→ **Data section**
• • •

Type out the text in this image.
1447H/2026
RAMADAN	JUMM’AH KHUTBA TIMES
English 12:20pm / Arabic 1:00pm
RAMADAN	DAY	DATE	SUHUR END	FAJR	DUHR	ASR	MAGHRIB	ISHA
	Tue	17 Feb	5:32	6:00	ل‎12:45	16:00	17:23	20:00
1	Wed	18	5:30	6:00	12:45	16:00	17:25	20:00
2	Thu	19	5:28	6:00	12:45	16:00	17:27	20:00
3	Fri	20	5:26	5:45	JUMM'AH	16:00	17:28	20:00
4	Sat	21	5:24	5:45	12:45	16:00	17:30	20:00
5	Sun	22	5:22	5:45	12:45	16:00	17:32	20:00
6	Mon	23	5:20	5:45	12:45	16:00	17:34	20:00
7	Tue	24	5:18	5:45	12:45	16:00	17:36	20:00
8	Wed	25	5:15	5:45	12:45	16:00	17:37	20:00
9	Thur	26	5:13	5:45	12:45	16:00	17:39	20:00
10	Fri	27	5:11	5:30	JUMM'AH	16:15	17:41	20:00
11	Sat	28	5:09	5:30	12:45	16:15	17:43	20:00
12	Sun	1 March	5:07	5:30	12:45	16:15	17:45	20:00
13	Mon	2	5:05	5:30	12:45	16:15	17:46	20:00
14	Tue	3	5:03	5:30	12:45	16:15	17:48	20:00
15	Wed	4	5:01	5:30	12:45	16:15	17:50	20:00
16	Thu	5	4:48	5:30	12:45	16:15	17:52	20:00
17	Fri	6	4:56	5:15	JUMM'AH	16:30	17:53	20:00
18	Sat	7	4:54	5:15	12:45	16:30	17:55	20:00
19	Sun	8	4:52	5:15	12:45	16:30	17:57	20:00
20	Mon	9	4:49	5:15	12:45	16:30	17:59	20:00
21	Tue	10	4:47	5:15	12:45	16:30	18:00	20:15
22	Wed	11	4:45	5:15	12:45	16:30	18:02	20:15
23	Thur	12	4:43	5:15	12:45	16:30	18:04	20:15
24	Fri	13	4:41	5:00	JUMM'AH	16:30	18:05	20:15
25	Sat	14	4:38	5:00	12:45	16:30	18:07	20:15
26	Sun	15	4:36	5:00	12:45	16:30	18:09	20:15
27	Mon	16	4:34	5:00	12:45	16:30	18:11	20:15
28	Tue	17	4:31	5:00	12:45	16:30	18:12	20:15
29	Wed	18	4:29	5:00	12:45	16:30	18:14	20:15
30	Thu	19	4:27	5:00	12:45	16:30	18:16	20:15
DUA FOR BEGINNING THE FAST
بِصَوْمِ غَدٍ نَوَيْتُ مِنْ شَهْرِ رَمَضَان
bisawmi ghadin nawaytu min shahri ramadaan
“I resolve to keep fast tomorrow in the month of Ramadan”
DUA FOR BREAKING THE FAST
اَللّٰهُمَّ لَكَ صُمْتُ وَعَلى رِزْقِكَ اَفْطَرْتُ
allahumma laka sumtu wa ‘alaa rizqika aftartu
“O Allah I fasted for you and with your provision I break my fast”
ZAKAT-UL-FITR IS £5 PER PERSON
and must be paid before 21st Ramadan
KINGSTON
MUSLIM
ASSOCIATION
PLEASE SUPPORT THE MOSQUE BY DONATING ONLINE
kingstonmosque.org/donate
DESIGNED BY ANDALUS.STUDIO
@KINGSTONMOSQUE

• • •

→ **Given exercise**
All of the entries above need to be reproduced exactly.

→ **Reply**
Type out the text in this image.
1447H/2026
RAMADAN	JUMM’AH KHUTBA TIMES
English 12:20pm / Arabic 1:00pm
RAMADAN	DAY	DATE	SUHUR END	FAJR	DUHR	ASR	MAGHRIB	ISHA
	Tue	17 Feb	5:32	6:00	ل‎12:45	16:00	17:23	20:00
1	Wed	18	5:30	6:00	12:45	16:00	17:25	20:00
2	Thu	19	5:28	6:00	12:45	16:00	17:27	20:00
3	Fri	20	5:26	5:45	JUMM'AH	16:00	17:28	20:00
4	Sat	21	5:24	5:45	12:45	16:00	17:30	20:00
5	Sun	22	5:22	5:45	12:45	16:00	17:32	20:00
6	Mon	23	5:20	5:45	12:45	16:00	17:34	20:00
7	Tue	24	5:18	5:45	12:45	16:00	17:36	20:00
8	Wed	25	5:15	5:45	12:45	16:00	17:37	20:00
9	Thur	26	5:13	5:45	12:45	16:00	17:39	20:00
10	Fri	27	5:11	5:30	JUMM'AH	16:15	17:41	20:00
11	Sat	28	5:09	5:30	12:45	16:15	17:43	20:00
12	Sun	1 March	5:07	5:30	12:45	16:15	17:45	20:00
13	Mon	2	5:05	5:30	12:45	16:15	17:46	20:00
14	Tue	3	5:03	5:30	12:45	16:15	17:48	20:00
15	Wed	4	5:01	5:30	12:45	16:15	17:50	20:00
16	Thu	5	4:48	5:30	12:45	16:15	17:52	20:00
17	Fri	6	4:56	5:15	JUMM'AH	16:30	17:53	20:00
18	Sat	7	4:54	5:15	12:45	16:30	17:55	20:00
19	Sun	8	4:52	5:15	12:45	16:30	17:57	20:00
20	Mon	9	4:49	5:15	12:45	16:30	17:59	20:00
21	Tue	10	4:47	5:15	12:45	16:30	18:00	20:15
22	Wed	11	4:45	5:15	12:45	16:30	18:02	20:15
23	Thur	12	4:43	5:15	12:45	16:30	18:04	20:15
24	Fri	13	4:41	5:00	JUMM'AH	16:30	18:05	20:15
25	Sat	14	4:38	5:00	12:45	16:30	18:07	20:15
26	Sun	15	4:36	5:00	12:45	16:30	18:09	20:15
27	Mon	16	4:34	5:00	12:45	16:30	18:11	20:15
28	Tue	17	4:31	5:00	12:45	16:30	18:12	20:15
29	Wed	18	4:29	5:00	12:45	16:30	18:14	20:15
30	Thu	19	4:27	5:00	12:45	16:30	18:16	20:15
DUA FOR BEGINNING THE FAST
بِصَوْمِ غَدٍ نَوَيْتُ مِنْ شَهْرِ رَمَضَان
bisawmi ghadin nawaytu min shahri ramadaan
“I resolve to keep fast tomorrow in the month of Ramadan”
DUA FOR BREAKING THE FAST
اَللّٰهُمَّ لَكَ صُمْتُ وَعَلى رِزْقِكَ اَفْطَرْتُ
allahumma laka sumtu wa ‘alaa rizqika aftartu
“O Allah I fasted for you and with your provision I break my fast”
ZAKAT-UL-FITR IS £5 PER PERSON
and must be paid before 21st Ramadan
KINGSTON
MUSLIM
ASSOCIATION
PLEASE SUPPORT THE MOSQUE BY DONATING ONLINE
kingstonmosque.org/donate
DESIGNED BY ANDALUS.STUDIO
@KINGSTONMOSQUE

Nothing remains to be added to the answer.